**TASK INPUT**
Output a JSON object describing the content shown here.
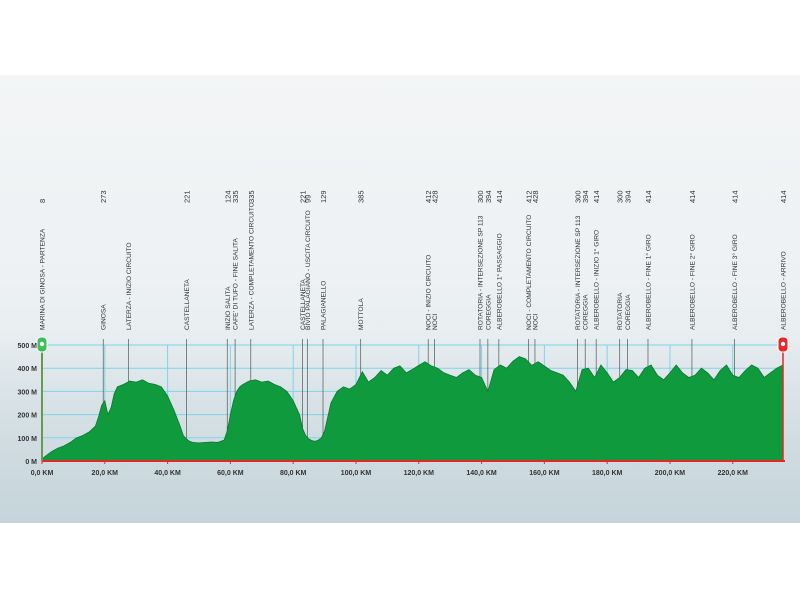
{
  "chart_data": {
    "type": "area",
    "title": "",
    "xlabel": "",
    "ylabel": "",
    "xlim": [
      0,
      236
    ],
    "ylim": [
      0,
      500
    ],
    "grid": true,
    "y_ticks": [
      0,
      100,
      200,
      300,
      400,
      500
    ],
    "y_tick_labels": [
      "0 M",
      "100 M",
      "200 M",
      "300 M",
      "400 M",
      "500 M"
    ],
    "x_ticks": [
      0,
      20,
      40,
      60,
      80,
      100,
      120,
      140,
      160,
      180,
      200,
      220
    ],
    "x_tick_labels": [
      "0,0 KM",
      "20,0 KM",
      "40,0 KM",
      "60,0 KM",
      "80,0 KM",
      "100,0 KM",
      "120,0 KM",
      "140,0 KM",
      "160,0 KM",
      "180,0 KM",
      "200,0 KM",
      "220,0 KM"
    ],
    "colors": {
      "profile_fill": "#0f9a3e",
      "profile_stroke": "#0a7a2e",
      "axis": "#e8262a",
      "grid": "#7fd3ea",
      "start_marker": "#3fbf5b",
      "finish_marker": "#e8262a",
      "label_text": "#333333"
    },
    "profile": {
      "x": [
        0,
        1,
        3,
        5,
        7,
        9,
        11,
        13,
        15,
        17,
        18,
        19,
        20,
        21,
        22,
        23,
        24,
        26,
        28,
        30,
        32,
        34,
        36,
        38,
        40,
        42,
        44,
        45,
        46,
        47,
        48,
        50,
        52,
        54,
        56,
        58,
        59,
        60,
        61,
        62,
        63,
        64,
        66,
        68,
        70,
        72,
        74,
        76,
        78,
        80,
        82,
        83,
        84,
        85,
        86,
        87,
        88,
        89,
        90,
        92,
        94,
        96,
        98,
        100,
        102,
        104,
        106,
        108,
        110,
        112,
        114,
        116,
        118,
        120,
        122,
        124,
        126,
        128,
        130,
        132,
        134,
        136,
        138,
        140,
        142,
        144,
        146,
        148,
        150,
        152,
        154,
        156,
        158,
        160,
        162,
        164,
        166,
        168,
        170,
        172,
        174,
        176,
        178,
        180,
        182,
        184,
        186,
        188,
        190,
        192,
        194,
        196,
        198,
        200,
        202,
        204,
        206,
        208,
        210,
        212,
        214,
        216,
        218,
        220,
        222,
        224,
        226,
        228,
        230,
        232,
        234,
        236
      ],
      "y": [
        8,
        20,
        40,
        55,
        65,
        80,
        100,
        110,
        125,
        150,
        190,
        240,
        260,
        200,
        230,
        290,
        320,
        330,
        345,
        340,
        350,
        335,
        330,
        320,
        280,
        220,
        150,
        110,
        95,
        85,
        80,
        78,
        80,
        82,
        80,
        90,
        130,
        200,
        260,
        300,
        320,
        330,
        345,
        350,
        340,
        345,
        330,
        320,
        300,
        260,
        200,
        140,
        110,
        95,
        88,
        85,
        90,
        100,
        129,
        250,
        300,
        320,
        310,
        330,
        385,
        340,
        360,
        390,
        370,
        400,
        410,
        380,
        395,
        412,
        428,
        410,
        400,
        380,
        370,
        360,
        380,
        394,
        370,
        360,
        300,
        394,
        414,
        400,
        430,
        450,
        440,
        412,
        428,
        410,
        390,
        380,
        370,
        340,
        300,
        394,
        400,
        360,
        414,
        380,
        340,
        360,
        394,
        390,
        360,
        400,
        414,
        370,
        350,
        380,
        414,
        380,
        360,
        370,
        400,
        380,
        350,
        390,
        414,
        370,
        360,
        390,
        414,
        400,
        360,
        380,
        400,
        414
      ]
    },
    "waypoints": [
      {
        "km": 0,
        "name": "MARINA DI GINOSA - PARTENZA",
        "alt": "8"
      },
      {
        "km": 19.5,
        "name": "GINOSA",
        "alt": "273"
      },
      {
        "km": 27.5,
        "name": "LATERZA - INIZIO CIRCUITO",
        "alt": ""
      },
      {
        "km": 46,
        "name": "CASTELLANETA",
        "alt": "221"
      },
      {
        "km": 59,
        "name": "INIZIO SALITA",
        "alt": "124"
      },
      {
        "km": 61.5,
        "name": "CAFE' DI TUFO - FINE SALITA",
        "alt": "335"
      },
      {
        "km": 66.5,
        "name": "LATERZA - COMPLETAMENTO CIRCUITO",
        "alt": "335"
      },
      {
        "km": 83,
        "name": "CASTELLANETA",
        "alt": "221"
      },
      {
        "km": 84.5,
        "name": "BIVIO PALAGIANO - USCITA CIRCUITO",
        "alt": "99"
      },
      {
        "km": 89.5,
        "name": "PALAGIANELLO",
        "alt": "129"
      },
      {
        "km": 101.5,
        "name": "MOTTOLA",
        "alt": "385"
      },
      {
        "km": 123,
        "name": "NOCI - INIZIO CIRCUITO",
        "alt": "412"
      },
      {
        "km": 125,
        "name": "NOCI",
        "alt": "428"
      },
      {
        "km": 139.5,
        "name": "ROTATORIA - INTERSEZIONE SP 113",
        "alt": "300"
      },
      {
        "km": 142,
        "name": "COREGGIA",
        "alt": "394"
      },
      {
        "km": 145.5,
        "name": "ALBEROBELLO 1° PASSAGGIO",
        "alt": "414"
      },
      {
        "km": 155,
        "name": "NOCI - COMPLETAMENTO CIRCUITO",
        "alt": "412"
      },
      {
        "km": 157,
        "name": "NOCI",
        "alt": "428"
      },
      {
        "km": 170.5,
        "name": "ROTATORIA - INTERSEZIONE SP 113",
        "alt": "300"
      },
      {
        "km": 173,
        "name": "COREGGIA",
        "alt": "394"
      },
      {
        "km": 176.5,
        "name": "ALBEROBELLO - INIZIO 1° GIRO",
        "alt": "414"
      },
      {
        "km": 184,
        "name": "ROTATORIA",
        "alt": "300"
      },
      {
        "km": 186.5,
        "name": "COREGGIA",
        "alt": "394"
      },
      {
        "km": 193,
        "name": "ALBEROBELLO - FINE 1° GIRO",
        "alt": "414"
      },
      {
        "km": 207,
        "name": "ALBEROBELLO - FINE 2° GIRO",
        "alt": "414"
      },
      {
        "km": 220.5,
        "name": "ALBEROBELLO - FINE 3° GIRO",
        "alt": "414"
      },
      {
        "km": 236,
        "name": "ALBEROBELLO - ARRIVO",
        "alt": "414"
      }
    ]
  }
}
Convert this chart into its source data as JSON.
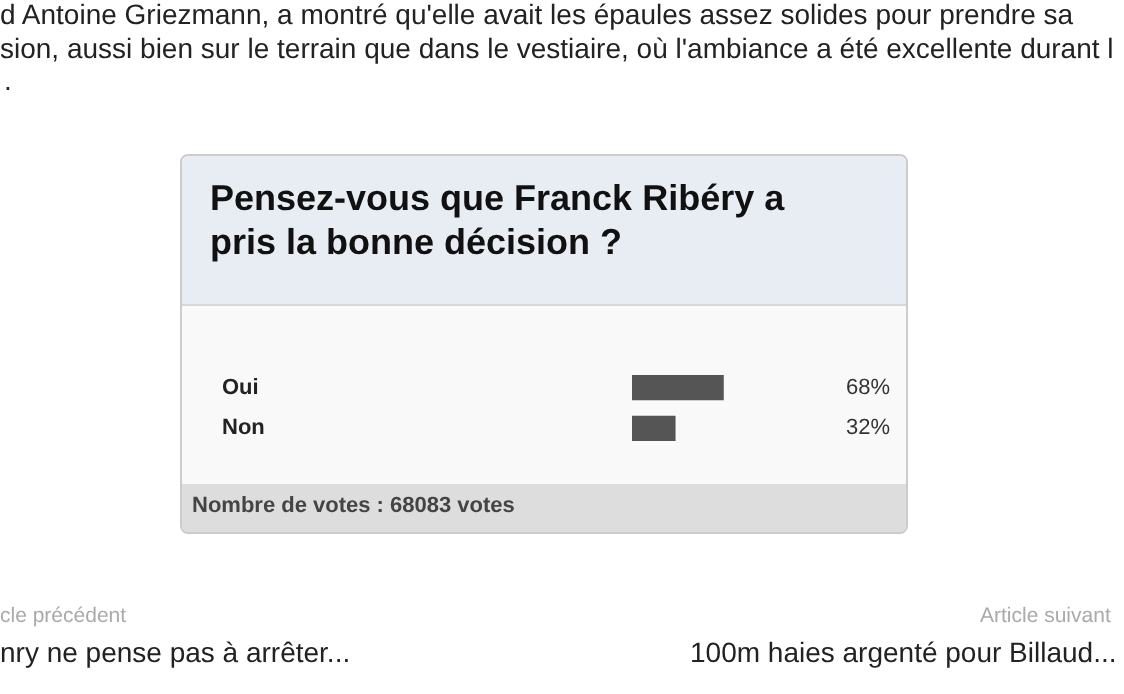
{
  "chart_data": {
    "type": "bar",
    "orientation": "horizontal",
    "title": "Pensez-vous que Franck Ribéry a pris la bonne décision ?",
    "categories": [
      "Oui",
      "Non"
    ],
    "values": [
      68,
      32
    ],
    "color": "#555555",
    "value_labels": [
      "68%",
      "32%"
    ],
    "tick_labels": "y",
    "grid": false,
    "legend": false,
    "annotations": [
      "Nombre de votes : 68083 votes",
      "d Antoine Griezmann, a montré qu'elle avait les épaules assez solides pour prendre sa",
      "sion, aussi bien sur le terrain que dans le vestiaire, où l'ambiance a été excellente durant l",
      ".",
      "cle précédent",
      "nry ne pense pas à arrêter...",
      "Article suivant",
      "100m haies argenté pour Billaud..."
    ]
  }
}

**STATED PROBLEM**
Each entry above is to be written out again unchanged, apart from the pictures, which are left out.

**COMPLETE RESPONSE**
Output a JSON object describing the content shown here.
{
  "chart_data": {
    "type": "area",
    "title": "",
    "xlabel": "",
    "ylabel": "",
    "xlim": [
      0,
      236
    ],
    "ylim": [
      0,
      500
    ],
    "grid": true,
    "y_ticks": [
      0,
      100,
      200,
      300,
      400,
      500
    ],
    "y_tick_labels": [
      "0 M",
      "100 M",
      "200 M",
      "300 M",
      "400 M",
      "500 M"
    ],
    "x_ticks": [
      0,
      20,
      40,
      60,
      80,
      100,
      120,
      140,
      160,
      180,
      200,
      220
    ],
    "x_tick_labels": [
      "0,0 KM",
      "20,0 KM",
      "40,0 KM",
      "60,0 KM",
      "80,0 KM",
      "100,0 KM",
      "120,0 KM",
      "140,0 KM",
      "160,0 KM",
      "180,0 KM",
      "200,0 KM",
      "220,0 KM"
    ],
    "colors": {
      "profile_fill": "#0f9a3e",
      "profile_stroke": "#0a7a2e",
      "axis": "#e8262a",
      "grid": "#7fd3ea",
      "start_marker": "#3fbf5b",
      "finish_marker": "#e8262a",
      "label_text": "#333333"
    },
    "profile": {
      "x": [
        0,
        1,
        3,
        5,
        7,
        9,
        11,
        13,
        15,
        17,
        18,
        19,
        20,
        21,
        22,
        23,
        24,
        26,
        28,
        30,
        32,
        34,
        36,
        38,
        40,
        42,
        44,
        45,
        46,
        47,
        48,
        50,
        52,
        54,
        56,
        58,
        59,
        60,
        61,
        62,
        63,
        64,
        66,
        68,
        70,
        72,
        74,
        76,
        78,
        80,
        82,
        83,
        84,
        85,
        86,
        87,
        88,
        89,
        90,
        92,
        94,
        96,
        98,
        100,
        102,
        104,
        106,
        108,
        110,
        112,
        114,
        116,
        118,
        120,
        122,
        124,
        126,
        128,
        130,
        132,
        134,
        136,
        138,
        140,
        142,
        144,
        146,
        148,
        150,
        152,
        154,
        156,
        158,
        160,
        162,
        164,
        166,
        168,
        170,
        172,
        174,
        176,
        178,
        180,
        182,
        184,
        186,
        188,
        190,
        192,
        194,
        196,
        198,
        200,
        202,
        204,
        206,
        208,
        210,
        212,
        214,
        216,
        218,
        220,
        222,
        224,
        226,
        228,
        230,
        232,
        234,
        236
      ],
      "y": [
        8,
        20,
        40,
        55,
        65,
        80,
        100,
        110,
        125,
        150,
        190,
        240,
        260,
        200,
        230,
        290,
        320,
        330,
        345,
        340,
        350,
        335,
        330,
        320,
        280,
        220,
        150,
        110,
        95,
        85,
        80,
        78,
        80,
        82,
        80,
        90,
        130,
        200,
        260,
        300,
        320,
        330,
        345,
        350,
        340,
        345,
        330,
        320,
        300,
        260,
        200,
        140,
        110,
        95,
        88,
        85,
        90,
        100,
        129,
        250,
        300,
        320,
        310,
        330,
        385,
        340,
        360,
        390,
        370,
        400,
        410,
        380,
        395,
        412,
        428,
        410,
        400,
        380,
        370,
        360,
        380,
        394,
        370,
        360,
        300,
        394,
        414,
        400,
        430,
        450,
        440,
        412,
        428,
        410,
        390,
        380,
        370,
        340,
        300,
        394,
        400,
        360,
        414,
        380,
        340,
        360,
        394,
        390,
        360,
        400,
        414,
        370,
        350,
        380,
        414,
        380,
        360,
        370,
        400,
        380,
        350,
        390,
        414,
        370,
        360,
        390,
        414,
        400,
        360,
        380,
        400,
        414
      ]
    },
    "waypoints": [
      {
        "km": 0,
        "name": "MARINA DI GINOSA - PARTENZA",
        "alt": "8"
      },
      {
        "km": 19.5,
        "name": "GINOSA",
        "alt": "273"
      },
      {
        "km": 27.5,
        "name": "LATERZA - INIZIO CIRCUITO",
        "alt": ""
      },
      {
        "km": 46,
        "name": "CASTELLANETA",
        "alt": "221"
      },
      {
        "km": 59,
        "name": "INIZIO SALITA",
        "alt": "124"
      },
      {
        "km": 61.5,
        "name": "CAFE' DI TUFO - FINE SALITA",
        "alt": "335"
      },
      {
        "km": 66.5,
        "name": "LATERZA - COMPLETAMENTO CIRCUITO",
        "alt": "335"
      },
      {
        "km": 83,
        "name": "CASTELLANETA",
        "alt": "221"
      },
      {
        "km": 84.5,
        "name": "BIVIO PALAGIANO - USCITA CIRCUITO",
        "alt": "99"
      },
      {
        "km": 89.5,
        "name": "PALAGIANELLO",
        "alt": "129"
      },
      {
        "km": 101.5,
        "name": "MOTTOLA",
        "alt": "385"
      },
      {
        "km": 123,
        "name": "NOCI - INIZIO CIRCUITO",
        "alt": "412"
      },
      {
        "km": 125,
        "name": "NOCI",
        "alt": "428"
      },
      {
        "km": 139.5,
        "name": "ROTATORIA - INTERSEZIONE SP 113",
        "alt": "300"
      },
      {
        "km": 142,
        "name": "COREGGIA",
        "alt": "394"
      },
      {
        "km": 145.5,
        "name": "ALBEROBELLO 1° PASSAGGIO",
        "alt": "414"
      },
      {
        "km": 155,
        "name": "NOCI - COMPLETAMENTO CIRCUITO",
        "alt": "412"
      },
      {
        "km": 157,
        "name": "NOCI",
        "alt": "428"
      },
      {
        "km": 170.5,
        "name": "ROTATORIA - INTERSEZIONE SP 113",
        "alt": "300"
      },
      {
        "km": 173,
        "name": "COREGGIA",
        "alt": "394"
      },
      {
        "km": 176.5,
        "name": "ALBEROBELLO - INIZIO 1° GIRO",
        "alt": "414"
      },
      {
        "km": 184,
        "name": "ROTATORIA",
        "alt": "300"
      },
      {
        "km": 186.5,
        "name": "COREGGIA",
        "alt": "394"
      },
      {
        "km": 193,
        "name": "ALBEROBELLO - FINE 1° GIRO",
        "alt": "414"
      },
      {
        "km": 207,
        "name": "ALBEROBELLO - FINE 2° GIRO",
        "alt": "414"
      },
      {
        "km": 220.5,
        "name": "ALBEROBELLO - FINE 3° GIRO",
        "alt": "414"
      },
      {
        "km": 236,
        "name": "ALBEROBELLO - ARRIVO",
        "alt": "414"
      }
    ]
  }
}
Convert this chart into its source data as JSON.
{
  "chart_data": {
    "type": "bar",
    "orientation": "horizontal",
    "title": "Pensez-vous que Franck Ribéry a pris la bonne décision ?",
    "categories": [
      "Oui",
      "Non"
    ],
    "values": [
      68,
      32
    ],
    "color": "#555555",
    "value_labels": [
      "68%",
      "32%"
    ],
    "tick_labels": "y",
    "grid": false,
    "legend": false,
    "annotations": [
      "Nombre de votes : 68083 votes",
      "d Antoine Griezmann, a montré qu'elle avait les épaules assez solides pour prendre sa",
      "sion, aussi bien sur le terrain que dans le vestiaire, où l'ambiance a été excellente durant l",
      ".",
      "cle précédent",
      "nry ne pense pas à arrêter...",
      "Article suivant",
      "100m haies argenté pour Billaud..."
    ]
  }
}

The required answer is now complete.